Saved data entries:
-*-

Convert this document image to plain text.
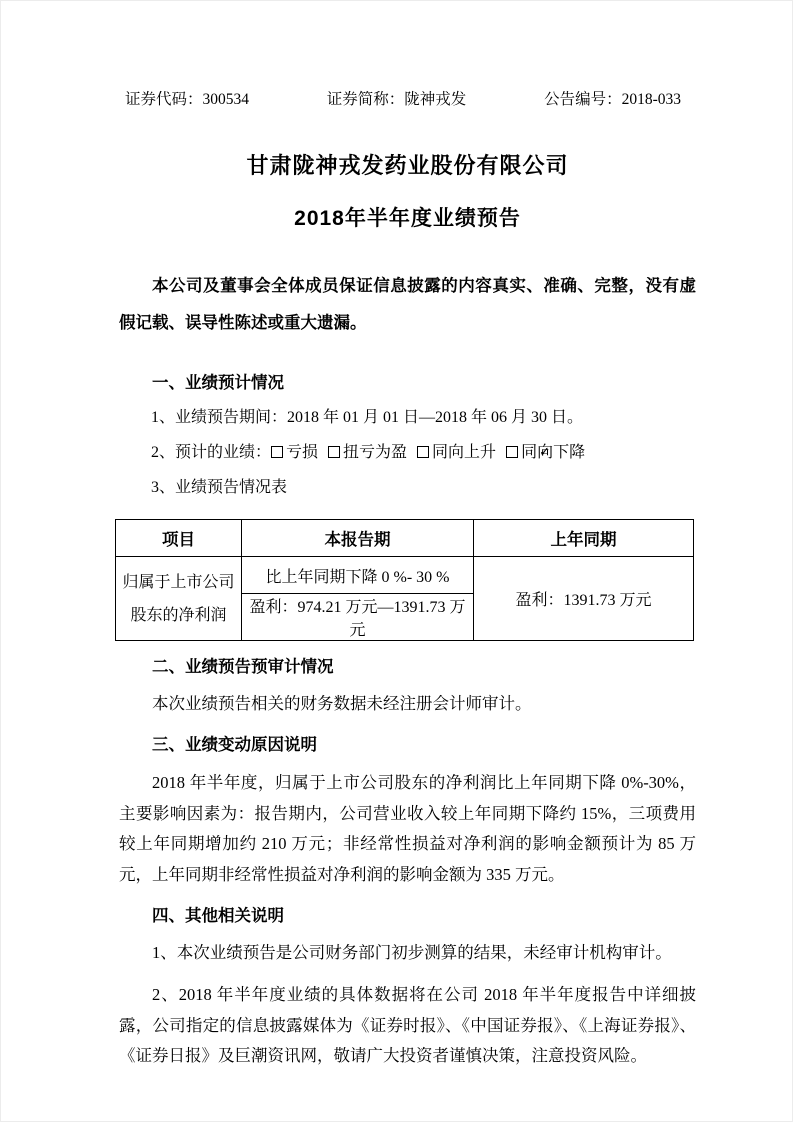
证券代码：300534	证券简称：陇神戎发	公告编号：2018-033
甘肃陇神戎发药业股份有限公司
2018年半年度业绩预告
本公司及董事会全体成员保证信息披露的内容真实、准确、完整，没有虚假记载、误导性陈述或重大遗漏。
一、业绩预计情况
1、业绩预告期间：2018 年 01 月 01 日—2018 年 06 月 30 日。
2、预计的业绩： 亏损 扭亏为盈 同向上升 ✓ 同向下降
3、业绩预告情况表
项目	本报告期	上年同期

归属于上市公司
股东的净利润	比上年同期下降 0 %- 30 %	盈利：1391.73 万元
	盈利：974.21 万元—1391.73 万元	
二、业绩预告预审计情况
本次业绩预告相关的财务数据未经注册会计师审计。
三、业绩变动原因说明
2018 年半年度，归属于上市公司股东的净利润比上年同期下降 0%-30%，主要影响因素为：报告期内，公司营业收入较上年同期下降约 15%，三项费用较上年同期增加约 210 万元；非经常性损益对净利润的影响金额预计为 85 万元，上年同期非经常性损益对净利润的影响金额为 335 万元。
四、其他相关说明
1、本次业绩预告是公司财务部门初步测算的结果，未经审计机构审计。
2、2018 年半年度业绩的具体数据将在公司 2018 年半年度报告中详细披露，公司指定的信息披露媒体为《证券时报》、《中国证券报》、《上海证券报》、《证券日报》及巨潮资讯网，敬请广大投资者谨慎决策，注意投资风险。
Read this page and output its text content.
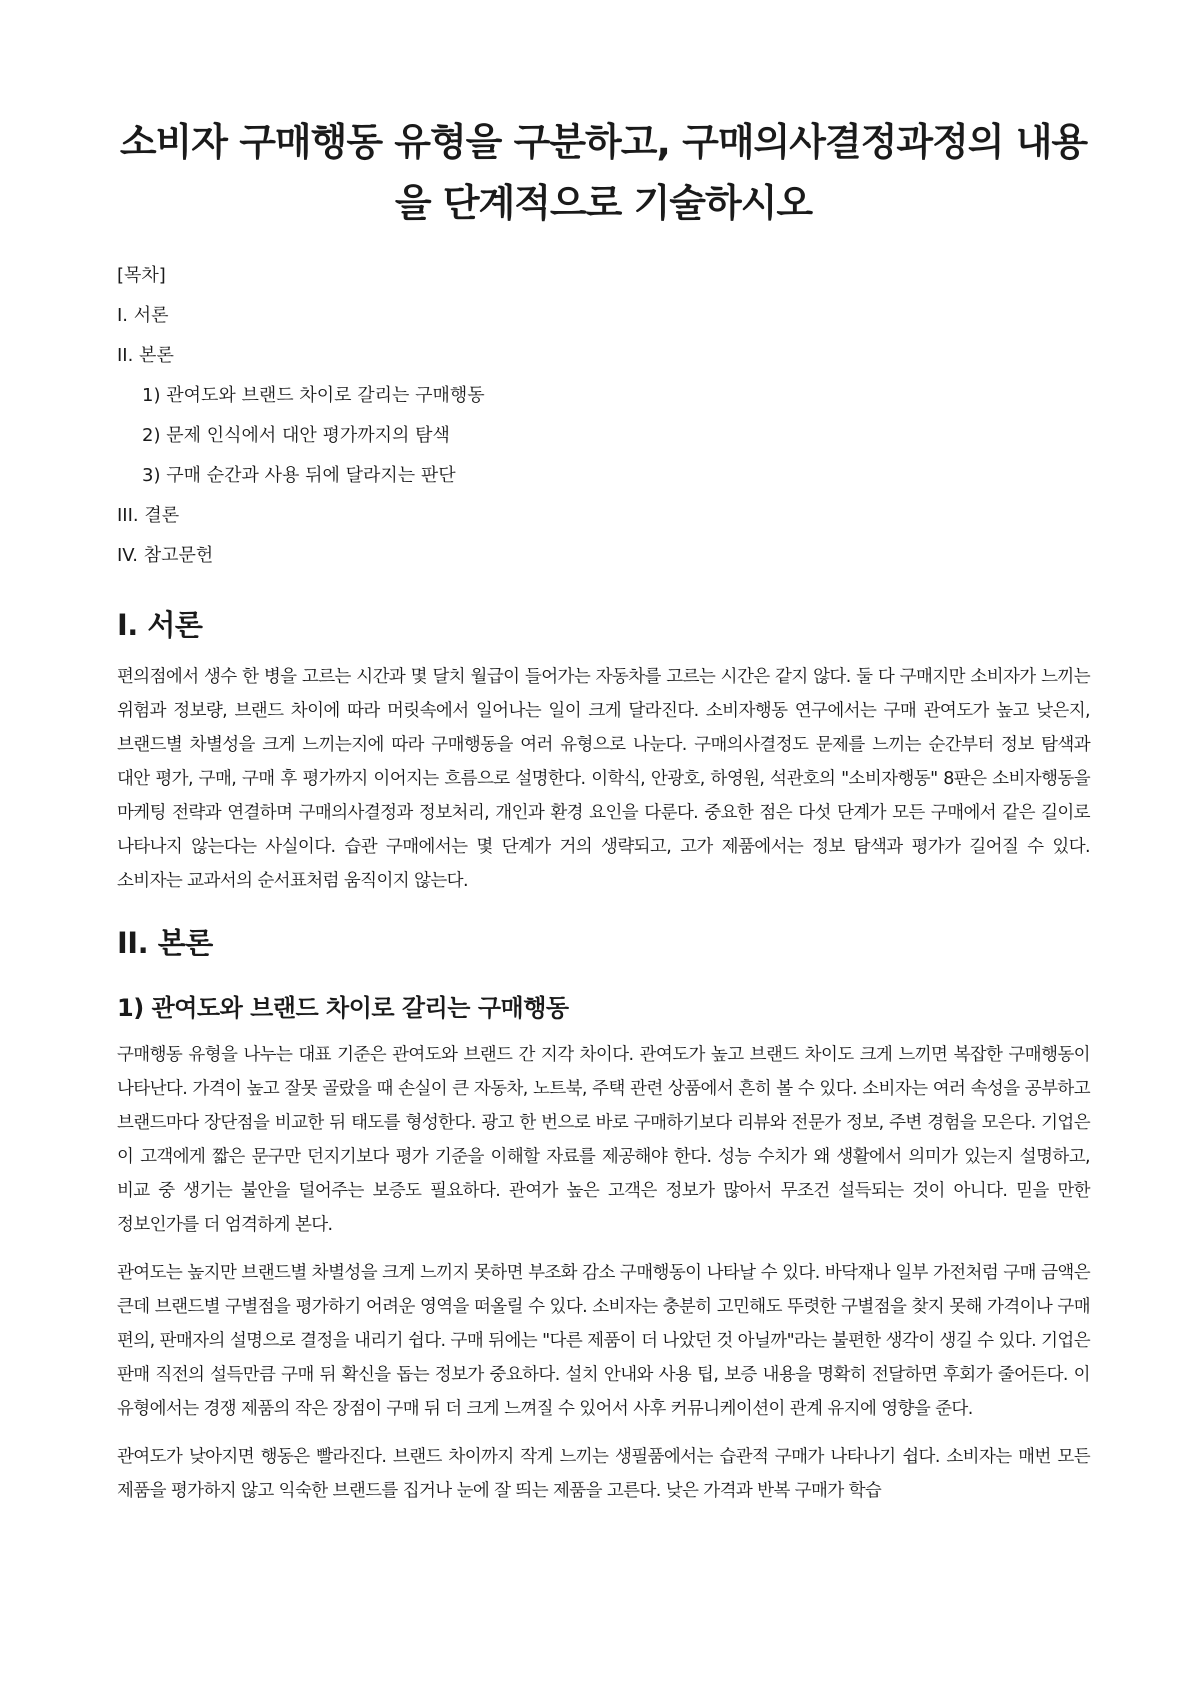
소비자 구매행동 유형을 구분하고, 구매의사결정과정의 내용을 단계적으로 기술하시오
[목차]
I. 서론
II. 본론
1) 관여도와 브랜드 차이로 갈리는 구매행동
2) 문제 인식에서 대안 평가까지의 탐색
3) 구매 순간과 사용 뒤에 달라지는 판단
III. 결론
IV. 참고문헌
I. 서론

편의점에서 생수 한 병을 고르는 시간과 몇 달치 월급이 들어가는 자동차를 고르는 시간은 같지 않다. 둘 다 구매지만 소비자가 느끼는 위험과 정보량, 브랜드 차이에 따라 머릿속에서 일어나는 일이 크게 달라진다. 소비자행동 연구에서는 구매 관여도가 높고 낮은지, 브랜드별 차별성을 크게 느끼는지에 따라 구매행동을 여러 유형으로 나눈다. 구매의사결정도 문제를 느끼는 순간부터 정보 탐색과 대안 평가, 구매, 구매 후 평가까지 이어지는 흐름으로 설명한다. 이학식, 안광호, 하영원, 석관호의 "소비자행동" 8판은 소비자행동을 마케팅 전략과 연결하며 구매의사결정과 정보처리, 개인과 환경 요인을 다룬다. 중요한 점은 다섯 단계가 모든 구매에서 같은 길이로 나타나지 않는다는 사실이다. 습관 구매에서는 몇 단계가 거의 생략되고, 고가 제품에서는 정보 탐색과 평가가 길어질 수 있다. 소비자는 교과서의 순서표처럼 움직이지 않는다.

II. 본론
1) 관여도와 브랜드 차이로 갈리는 구매행동

구매행동 유형을 나누는 대표 기준은 관여도와 브랜드 간 지각 차이다. 관여도가 높고 브랜드 차이도 크게 느끼면 복잡한 구매행동이 나타난다. 가격이 높고 잘못 골랐을 때 손실이 큰 자동차, 노트북, 주택 관련 상품에서 흔히 볼 수 있다. 소비자는 여러 속성을 공부하고 브랜드마다 장단점을 비교한 뒤 태도를 형성한다. 광고 한 번으로 바로 구매하기보다 리뷰와 전문가 정보, 주변 경험을 모은다. 기업은 이 고객에게 짧은 문구만 던지기보다 평가 기준을 이해할 자료를 제공해야 한다. 성능 수치가 왜 생활에서 의미가 있는지 설명하고, 비교 중 생기는 불안을 덜어주는 보증도 필요하다. 관여가 높은 고객은 정보가 많아서 무조건 설득되는 것이 아니다. 믿을 만한 정보인가를 더 엄격하게 본다.

관여도는 높지만 브랜드별 차별성을 크게 느끼지 못하면 부조화 감소 구매행동이 나타날 수 있다. 바닥재나 일부 가전처럼 구매 금액은 큰데 브랜드별 구별점을 평가하기 어려운 영역을 떠올릴 수 있다. 소비자는 충분히 고민해도 뚜렷한 구별점을 찾지 못해 가격이나 구매 편의, 판매자의 설명으로 결정을 내리기 쉽다. 구매 뒤에는 "다른 제품이 더 나았던 것 아닐까"라는 불편한 생각이 생길 수 있다. 기업은 판매 직전의 설득만큼 구매 뒤 확신을 돕는 정보가 중요하다. 설치 안내와 사용 팁, 보증 내용을 명확히 전달하면 후회가 줄어든다. 이 유형에서는 경쟁 제품의 작은 장점이 구매 뒤 더 크게 느껴질 수 있어서 사후 커뮤니케이션이 관계 유지에 영향을 준다.

관여도가 낮아지면 행동은 빨라진다. 브랜드 차이까지 작게 느끼는 생필품에서는 습관적 구매가 나타나기 쉽다. 소비자는 매번 모든 제품을 평가하지 않고 익숙한 브랜드를 집거나 눈에 잘 띄는 제품을 고른다. 낮은 가격과 반복 구매가 학습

-*-

> _PROBLEM TO WORK ON_:
Reproduce each line of the records exactly, and omit every picture.

> _FINISHED EXERCISE_:
Convert this document image to plain text.
证券代码：300534	证券简称：陇神戎发	公告编号：2018-033
甘肃陇神戎发药业股份有限公司
2018年半年度业绩预告
本公司及董事会全体成员保证信息披露的内容真实、准确、完整，没有虚假记载、误导性陈述或重大遗漏。
一、业绩预计情况
1、业绩预告期间：2018 年 01 月 01 日—2018 年 06 月 30 日。
2、预计的业绩： 亏损 扭亏为盈 同向上升 ✓ 同向下降
3、业绩预告情况表
项目	本报告期	上年同期

归属于上市公司
股东的净利润	比上年同期下降 0 %- 30 %	盈利：1391.73 万元
	盈利：974.21 万元—1391.73 万元	
二、业绩预告预审计情况
本次业绩预告相关的财务数据未经注册会计师审计。
三、业绩变动原因说明
2018 年半年度，归属于上市公司股东的净利润比上年同期下降 0%-30%，主要影响因素为：报告期内，公司营业收入较上年同期下降约 15%，三项费用较上年同期增加约 210 万元；非经常性损益对净利润的影响金额预计为 85 万元，上年同期非经常性损益对净利润的影响金额为 335 万元。
四、其他相关说明
1、本次业绩预告是公司财务部门初步测算的结果，未经审计机构审计。
2、2018 年半年度业绩的具体数据将在公司 2018 年半年度报告中详细披露，公司指定的信息披露媒体为《证券时报》、《中国证券报》、《上海证券报》、《证券日报》及巨潮资讯网，敬请广大投资者谨慎决策，注意投资风险。
Read this page and output its text content.
소비자 구매행동 유형을 구분하고, 구매의사결정과정의 내용을 단계적으로 기술하시오
[목차]
I. 서론
II. 본론
1) 관여도와 브랜드 차이로 갈리는 구매행동
2) 문제 인식에서 대안 평가까지의 탐색
3) 구매 순간과 사용 뒤에 달라지는 판단
III. 결론
IV. 참고문헌
I. 서론

편의점에서 생수 한 병을 고르는 시간과 몇 달치 월급이 들어가는 자동차를 고르는 시간은 같지 않다. 둘 다 구매지만 소비자가 느끼는 위험과 정보량, 브랜드 차이에 따라 머릿속에서 일어나는 일이 크게 달라진다. 소비자행동 연구에서는 구매 관여도가 높고 낮은지, 브랜드별 차별성을 크게 느끼는지에 따라 구매행동을 여러 유형으로 나눈다. 구매의사결정도 문제를 느끼는 순간부터 정보 탐색과 대안 평가, 구매, 구매 후 평가까지 이어지는 흐름으로 설명한다. 이학식, 안광호, 하영원, 석관호의 "소비자행동" 8판은 소비자행동을 마케팅 전략과 연결하며 구매의사결정과 정보처리, 개인과 환경 요인을 다룬다. 중요한 점은 다섯 단계가 모든 구매에서 같은 길이로 나타나지 않는다는 사실이다. 습관 구매에서는 몇 단계가 거의 생략되고, 고가 제품에서는 정보 탐색과 평가가 길어질 수 있다. 소비자는 교과서의 순서표처럼 움직이지 않는다.

II. 본론
1) 관여도와 브랜드 차이로 갈리는 구매행동

구매행동 유형을 나누는 대표 기준은 관여도와 브랜드 간 지각 차이다. 관여도가 높고 브랜드 차이도 크게 느끼면 복잡한 구매행동이 나타난다. 가격이 높고 잘못 골랐을 때 손실이 큰 자동차, 노트북, 주택 관련 상품에서 흔히 볼 수 있다. 소비자는 여러 속성을 공부하고 브랜드마다 장단점을 비교한 뒤 태도를 형성한다. 광고 한 번으로 바로 구매하기보다 리뷰와 전문가 정보, 주변 경험을 모은다. 기업은 이 고객에게 짧은 문구만 던지기보다 평가 기준을 이해할 자료를 제공해야 한다. 성능 수치가 왜 생활에서 의미가 있는지 설명하고, 비교 중 생기는 불안을 덜어주는 보증도 필요하다. 관여가 높은 고객은 정보가 많아서 무조건 설득되는 것이 아니다. 믿을 만한 정보인가를 더 엄격하게 본다.

관여도는 높지만 브랜드별 차별성을 크게 느끼지 못하면 부조화 감소 구매행동이 나타날 수 있다. 바닥재나 일부 가전처럼 구매 금액은 큰데 브랜드별 구별점을 평가하기 어려운 영역을 떠올릴 수 있다. 소비자는 충분히 고민해도 뚜렷한 구별점을 찾지 못해 가격이나 구매 편의, 판매자의 설명으로 결정을 내리기 쉽다. 구매 뒤에는 "다른 제품이 더 나았던 것 아닐까"라는 불편한 생각이 생길 수 있다. 기업은 판매 직전의 설득만큼 구매 뒤 확신을 돕는 정보가 중요하다. 설치 안내와 사용 팁, 보증 내용을 명확히 전달하면 후회가 줄어든다. 이 유형에서는 경쟁 제품의 작은 장점이 구매 뒤 더 크게 느껴질 수 있어서 사후 커뮤니케이션이 관계 유지에 영향을 준다.

관여도가 낮아지면 행동은 빨라진다. 브랜드 차이까지 작게 느끼는 생필품에서는 습관적 구매가 나타나기 쉽다. 소비자는 매번 모든 제품을 평가하지 않고 익숙한 브랜드를 집거나 눈에 잘 띄는 제품을 고른다. 낮은 가격과 반복 구매가 학습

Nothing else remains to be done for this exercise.